> _Job_:
Make an exact copy of the entries below with the pictures removed.

> _Excerpted data_:
========================================

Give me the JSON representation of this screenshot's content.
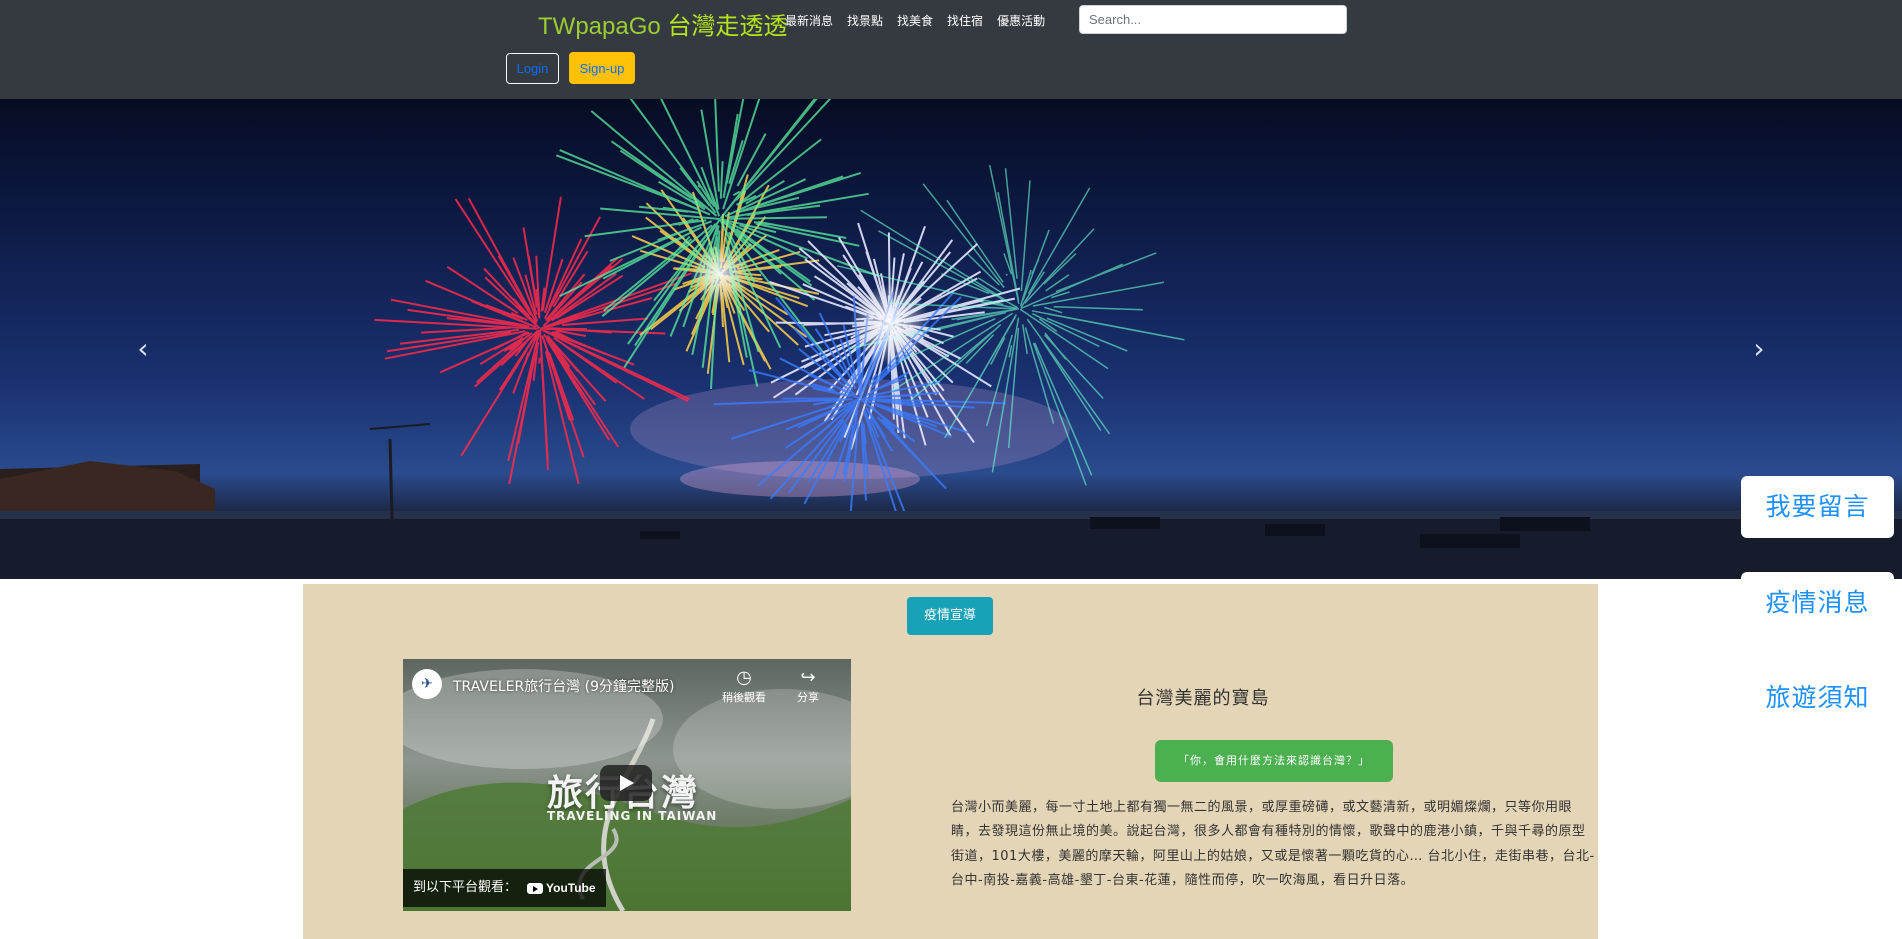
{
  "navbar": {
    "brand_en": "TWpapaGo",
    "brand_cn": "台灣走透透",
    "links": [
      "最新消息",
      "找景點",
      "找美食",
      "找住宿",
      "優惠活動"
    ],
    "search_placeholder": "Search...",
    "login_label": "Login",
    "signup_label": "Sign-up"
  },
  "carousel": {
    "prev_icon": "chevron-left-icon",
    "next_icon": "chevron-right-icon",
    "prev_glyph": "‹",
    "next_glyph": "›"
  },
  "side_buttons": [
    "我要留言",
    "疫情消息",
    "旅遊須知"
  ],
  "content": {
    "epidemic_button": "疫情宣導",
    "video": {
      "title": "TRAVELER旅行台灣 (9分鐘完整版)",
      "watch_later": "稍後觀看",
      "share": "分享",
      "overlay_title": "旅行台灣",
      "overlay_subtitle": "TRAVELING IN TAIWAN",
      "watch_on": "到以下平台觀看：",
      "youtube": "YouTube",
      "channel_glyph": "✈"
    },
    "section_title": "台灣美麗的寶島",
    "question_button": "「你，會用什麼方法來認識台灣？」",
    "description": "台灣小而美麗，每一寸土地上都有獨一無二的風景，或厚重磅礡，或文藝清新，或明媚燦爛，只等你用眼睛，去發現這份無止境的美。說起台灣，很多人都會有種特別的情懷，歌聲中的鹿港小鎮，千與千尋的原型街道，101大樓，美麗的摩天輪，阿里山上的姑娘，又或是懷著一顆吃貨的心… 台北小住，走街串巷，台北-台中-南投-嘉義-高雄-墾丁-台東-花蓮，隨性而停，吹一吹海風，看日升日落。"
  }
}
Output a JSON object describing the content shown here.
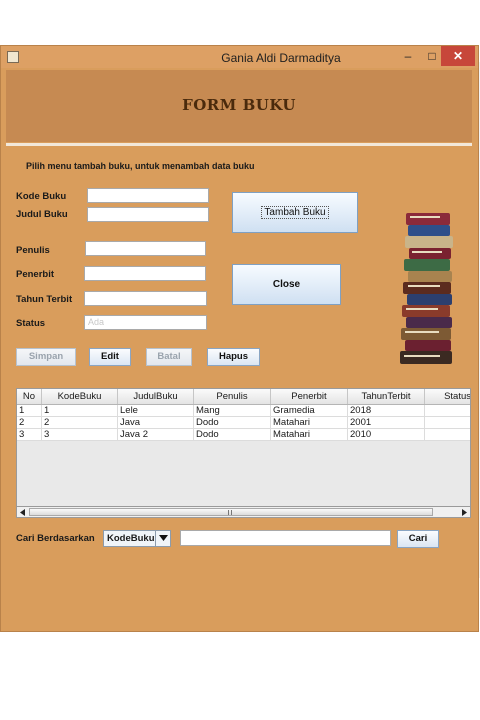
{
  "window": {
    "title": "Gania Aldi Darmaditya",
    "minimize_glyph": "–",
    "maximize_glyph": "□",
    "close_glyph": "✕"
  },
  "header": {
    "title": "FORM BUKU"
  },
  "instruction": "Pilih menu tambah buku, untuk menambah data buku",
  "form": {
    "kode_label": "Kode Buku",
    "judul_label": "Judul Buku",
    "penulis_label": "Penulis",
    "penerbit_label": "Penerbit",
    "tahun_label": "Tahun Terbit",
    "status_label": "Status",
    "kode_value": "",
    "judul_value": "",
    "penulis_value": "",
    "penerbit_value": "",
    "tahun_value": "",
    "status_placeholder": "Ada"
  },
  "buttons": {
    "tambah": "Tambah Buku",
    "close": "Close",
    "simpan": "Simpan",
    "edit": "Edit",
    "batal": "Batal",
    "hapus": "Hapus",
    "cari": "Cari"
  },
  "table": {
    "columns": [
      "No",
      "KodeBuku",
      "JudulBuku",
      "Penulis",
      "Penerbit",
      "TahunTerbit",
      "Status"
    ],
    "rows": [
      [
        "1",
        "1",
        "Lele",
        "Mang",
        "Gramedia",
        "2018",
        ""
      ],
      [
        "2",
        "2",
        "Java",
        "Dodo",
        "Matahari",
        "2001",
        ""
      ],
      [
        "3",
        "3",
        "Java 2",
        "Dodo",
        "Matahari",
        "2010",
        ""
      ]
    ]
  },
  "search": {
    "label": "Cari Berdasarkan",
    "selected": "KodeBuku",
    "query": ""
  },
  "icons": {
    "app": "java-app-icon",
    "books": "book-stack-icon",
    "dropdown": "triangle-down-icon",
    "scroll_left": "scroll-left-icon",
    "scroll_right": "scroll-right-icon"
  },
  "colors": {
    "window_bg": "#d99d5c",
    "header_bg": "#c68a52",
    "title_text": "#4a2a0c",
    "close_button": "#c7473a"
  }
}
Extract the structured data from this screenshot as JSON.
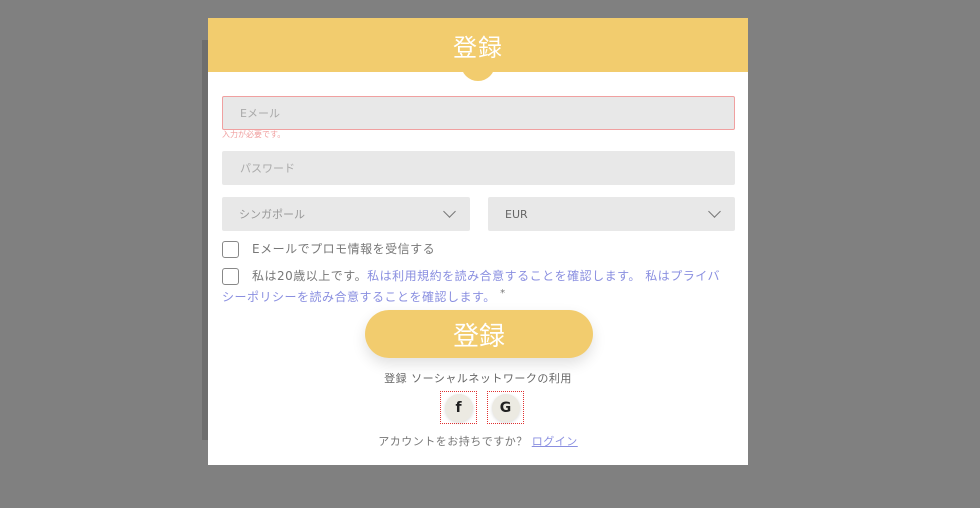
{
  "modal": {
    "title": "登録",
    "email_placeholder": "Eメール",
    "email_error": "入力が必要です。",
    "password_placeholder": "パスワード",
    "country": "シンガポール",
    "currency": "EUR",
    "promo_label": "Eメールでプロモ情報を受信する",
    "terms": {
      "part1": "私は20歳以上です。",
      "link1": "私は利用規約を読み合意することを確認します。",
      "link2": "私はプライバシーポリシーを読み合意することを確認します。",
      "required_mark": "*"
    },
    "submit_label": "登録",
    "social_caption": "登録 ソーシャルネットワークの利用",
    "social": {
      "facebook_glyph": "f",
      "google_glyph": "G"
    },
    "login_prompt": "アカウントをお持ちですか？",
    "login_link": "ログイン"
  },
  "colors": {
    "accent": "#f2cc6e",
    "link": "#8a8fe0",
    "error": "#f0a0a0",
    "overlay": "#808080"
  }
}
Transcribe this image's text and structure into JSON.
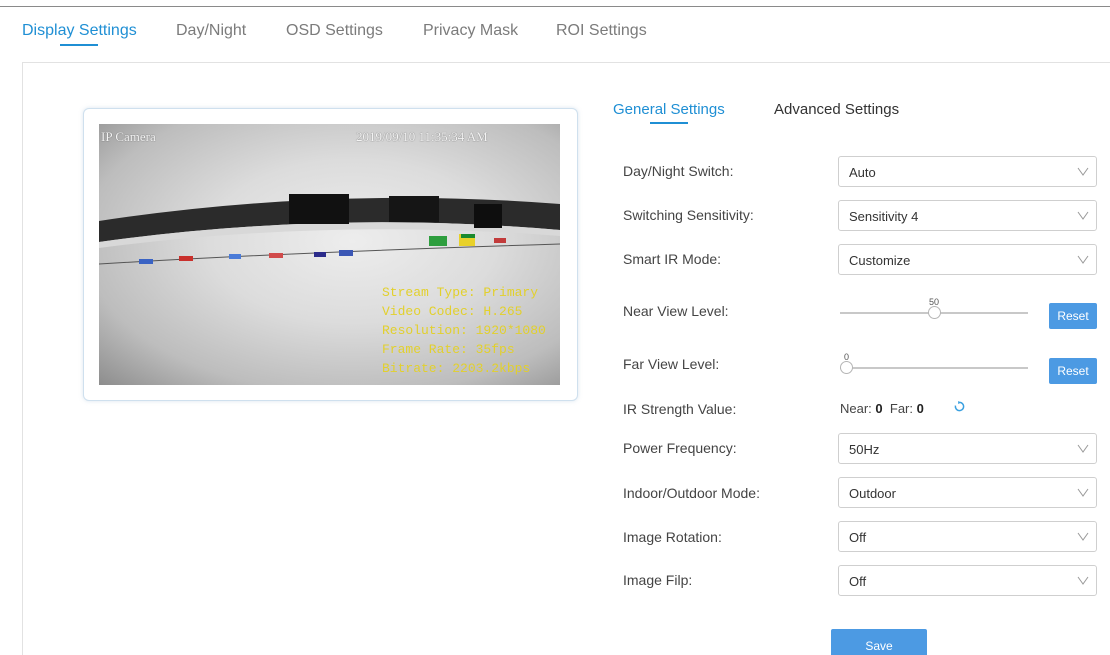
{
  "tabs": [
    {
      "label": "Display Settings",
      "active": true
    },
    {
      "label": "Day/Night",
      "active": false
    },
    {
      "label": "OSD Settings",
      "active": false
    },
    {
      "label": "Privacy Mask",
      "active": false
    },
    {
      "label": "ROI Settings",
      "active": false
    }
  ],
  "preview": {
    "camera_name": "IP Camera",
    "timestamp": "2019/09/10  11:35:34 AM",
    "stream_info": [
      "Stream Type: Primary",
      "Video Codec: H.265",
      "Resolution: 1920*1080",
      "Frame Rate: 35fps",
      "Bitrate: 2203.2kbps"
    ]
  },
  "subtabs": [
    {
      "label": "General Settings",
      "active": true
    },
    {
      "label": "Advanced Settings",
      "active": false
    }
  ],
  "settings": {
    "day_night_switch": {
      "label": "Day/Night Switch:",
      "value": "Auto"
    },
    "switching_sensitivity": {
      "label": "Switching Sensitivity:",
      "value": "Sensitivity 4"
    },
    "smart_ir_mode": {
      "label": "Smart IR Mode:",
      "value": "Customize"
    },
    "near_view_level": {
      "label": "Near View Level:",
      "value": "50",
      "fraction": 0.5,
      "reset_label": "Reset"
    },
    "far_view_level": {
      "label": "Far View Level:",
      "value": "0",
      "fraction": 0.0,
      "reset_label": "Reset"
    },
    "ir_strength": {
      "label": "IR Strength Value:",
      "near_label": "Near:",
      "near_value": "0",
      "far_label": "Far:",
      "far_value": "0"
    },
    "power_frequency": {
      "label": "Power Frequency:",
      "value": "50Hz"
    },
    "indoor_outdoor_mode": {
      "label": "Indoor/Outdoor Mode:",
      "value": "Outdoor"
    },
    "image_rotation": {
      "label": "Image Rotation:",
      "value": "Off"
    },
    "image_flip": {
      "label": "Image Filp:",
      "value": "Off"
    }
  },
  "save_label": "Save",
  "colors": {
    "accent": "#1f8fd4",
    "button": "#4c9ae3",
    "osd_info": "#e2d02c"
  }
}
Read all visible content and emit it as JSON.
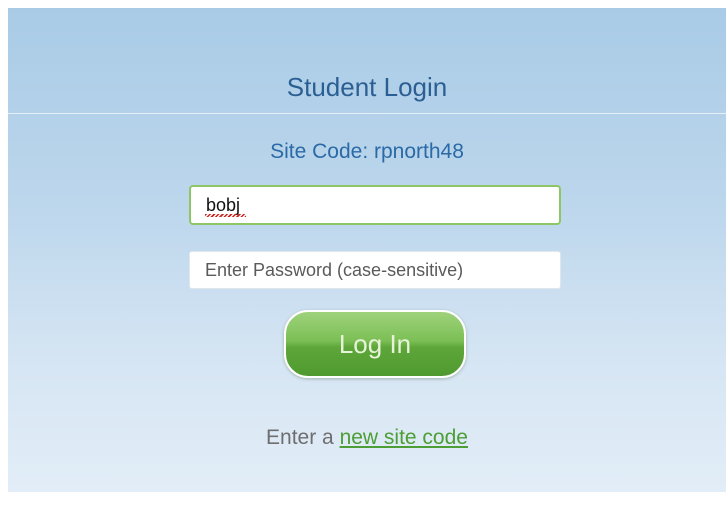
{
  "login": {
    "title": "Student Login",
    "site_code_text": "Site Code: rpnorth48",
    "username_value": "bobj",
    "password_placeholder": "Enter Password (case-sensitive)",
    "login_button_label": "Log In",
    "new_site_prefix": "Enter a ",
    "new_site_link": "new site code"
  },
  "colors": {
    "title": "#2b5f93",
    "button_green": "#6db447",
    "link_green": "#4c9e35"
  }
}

========================================

> _Answer in full_:
Give me the JSON representation of this screenshot's content.
{
  "navbar": {
    "brand_en": "TWpapaGo",
    "brand_cn": "台灣走透透",
    "links": [
      "最新消息",
      "找景點",
      "找美食",
      "找住宿",
      "優惠活動"
    ],
    "search_placeholder": "Search...",
    "login_label": "Login",
    "signup_label": "Sign-up"
  },
  "carousel": {
    "prev_icon": "chevron-left-icon",
    "next_icon": "chevron-right-icon",
    "prev_glyph": "‹",
    "next_glyph": "›"
  },
  "side_buttons": [
    "我要留言",
    "疫情消息",
    "旅遊須知"
  ],
  "content": {
    "epidemic_button": "疫情宣導",
    "video": {
      "title": "TRAVELER旅行台灣 (9分鐘完整版)",
      "watch_later": "稍後觀看",
      "share": "分享",
      "overlay_title": "旅行台灣",
      "overlay_subtitle": "TRAVELING IN TAIWAN",
      "watch_on": "到以下平台觀看：",
      "youtube": "YouTube",
      "channel_glyph": "✈"
    },
    "section_title": "台灣美麗的寶島",
    "question_button": "「你，會用什麼方法來認識台灣？」",
    "description": "台灣小而美麗，每一寸土地上都有獨一無二的風景，或厚重磅礡，或文藝清新，或明媚燦爛，只等你用眼睛，去發現這份無止境的美。說起台灣，很多人都會有種特別的情懷，歌聲中的鹿港小鎮，千與千尋的原型街道，101大樓，美麗的摩天輪，阿里山上的姑娘，又或是懷著一顆吃貨的心… 台北小住，走街串巷，台北-台中-南投-嘉義-高雄-墾丁-台東-花蓮，隨性而停，吹一吹海風，看日升日落。"
  }
}
Output a JSON object describing the content shown here.
{
  "window": {
    "title": "Gania Aldi Darmaditya",
    "minimize_glyph": "–",
    "maximize_glyph": "□",
    "close_glyph": "✕"
  },
  "header": {
    "title": "FORM BUKU"
  },
  "instruction": "Pilih menu tambah buku, untuk menambah data buku",
  "form": {
    "kode_label": "Kode Buku",
    "judul_label": "Judul Buku",
    "penulis_label": "Penulis",
    "penerbit_label": "Penerbit",
    "tahun_label": "Tahun Terbit",
    "status_label": "Status",
    "kode_value": "",
    "judul_value": "",
    "penulis_value": "",
    "penerbit_value": "",
    "tahun_value": "",
    "status_placeholder": "Ada"
  },
  "buttons": {
    "tambah": "Tambah Buku",
    "close": "Close",
    "simpan": "Simpan",
    "edit": "Edit",
    "batal": "Batal",
    "hapus": "Hapus",
    "cari": "Cari"
  },
  "table": {
    "columns": [
      "No",
      "KodeBuku",
      "JudulBuku",
      "Penulis",
      "Penerbit",
      "TahunTerbit",
      "Status"
    ],
    "rows": [
      [
        "1",
        "1",
        "Lele",
        "Mang",
        "Gramedia",
        "2018",
        ""
      ],
      [
        "2",
        "2",
        "Java",
        "Dodo",
        "Matahari",
        "2001",
        ""
      ],
      [
        "3",
        "3",
        "Java 2",
        "Dodo",
        "Matahari",
        "2010",
        ""
      ]
    ]
  },
  "search": {
    "label": "Cari Berdasarkan",
    "selected": "KodeBuku",
    "query": ""
  },
  "icons": {
    "app": "java-app-icon",
    "books": "book-stack-icon",
    "dropdown": "triangle-down-icon",
    "scroll_left": "scroll-left-icon",
    "scroll_right": "scroll-right-icon"
  },
  "colors": {
    "window_bg": "#d99d5c",
    "header_bg": "#c68a52",
    "title_text": "#4a2a0c",
    "close_button": "#c7473a"
  }
}
Extract the structured data from this screenshot as JSON.
{
  "modal": {
    "title": "登録",
    "email_placeholder": "Eメール",
    "email_error": "入力が必要です。",
    "password_placeholder": "パスワード",
    "country": "シンガポール",
    "currency": "EUR",
    "promo_label": "Eメールでプロモ情報を受信する",
    "terms": {
      "part1": "私は20歳以上です。",
      "link1": "私は利用規約を読み合意することを確認します。",
      "link2": "私はプライバシーポリシーを読み合意することを確認します。",
      "required_mark": "*"
    },
    "submit_label": "登録",
    "social_caption": "登録 ソーシャルネットワークの利用",
    "social": {
      "facebook_glyph": "f",
      "google_glyph": "G"
    },
    "login_prompt": "アカウントをお持ちですか？",
    "login_link": "ログイン"
  },
  "colors": {
    "accent": "#f2cc6e",
    "link": "#8a8fe0",
    "error": "#f0a0a0",
    "overlay": "#808080"
  }
}
Transcribe this image's text and structure into JSON.
{
  "tabs": [
    {
      "label": "Display Settings",
      "active": true
    },
    {
      "label": "Day/Night",
      "active": false
    },
    {
      "label": "OSD Settings",
      "active": false
    },
    {
      "label": "Privacy Mask",
      "active": false
    },
    {
      "label": "ROI Settings",
      "active": false
    }
  ],
  "preview": {
    "camera_name": "IP Camera",
    "timestamp": "2019/09/10  11:35:34 AM",
    "stream_info": [
      "Stream Type: Primary",
      "Video Codec: H.265",
      "Resolution: 1920*1080",
      "Frame Rate: 35fps",
      "Bitrate: 2203.2kbps"
    ]
  },
  "subtabs": [
    {
      "label": "General Settings",
      "active": true
    },
    {
      "label": "Advanced Settings",
      "active": false
    }
  ],
  "settings": {
    "day_night_switch": {
      "label": "Day/Night Switch:",
      "value": "Auto"
    },
    "switching_sensitivity": {
      "label": "Switching Sensitivity:",
      "value": "Sensitivity 4"
    },
    "smart_ir_mode": {
      "label": "Smart IR Mode:",
      "value": "Customize"
    },
    "near_view_level": {
      "label": "Near View Level:",
      "value": "50",
      "fraction": 0.5,
      "reset_label": "Reset"
    },
    "far_view_level": {
      "label": "Far View Level:",
      "value": "0",
      "fraction": 0.0,
      "reset_label": "Reset"
    },
    "ir_strength": {
      "label": "IR Strength Value:",
      "near_label": "Near:",
      "near_value": "0",
      "far_label": "Far:",
      "far_value": "0"
    },
    "power_frequency": {
      "label": "Power Frequency:",
      "value": "50Hz"
    },
    "indoor_outdoor_mode": {
      "label": "Indoor/Outdoor Mode:",
      "value": "Outdoor"
    },
    "image_rotation": {
      "label": "Image Rotation:",
      "value": "Off"
    },
    "image_flip": {
      "label": "Image Filp:",
      "value": "Off"
    }
  },
  "save_label": "Save",
  "colors": {
    "accent": "#1f8fd4",
    "button": "#4c9ae3",
    "osd_info": "#e2d02c"
  }
}
Read all visible content and emit it as JSON.
{
  "login": {
    "title": "Student Login",
    "site_code_text": "Site Code: rpnorth48",
    "username_value": "bobj",
    "password_placeholder": "Enter Password (case-sensitive)",
    "login_button_label": "Log In",
    "new_site_prefix": "Enter a ",
    "new_site_link": "new site code"
  },
  "colors": {
    "title": "#2b5f93",
    "button_green": "#6db447",
    "link_green": "#4c9e35"
  }
}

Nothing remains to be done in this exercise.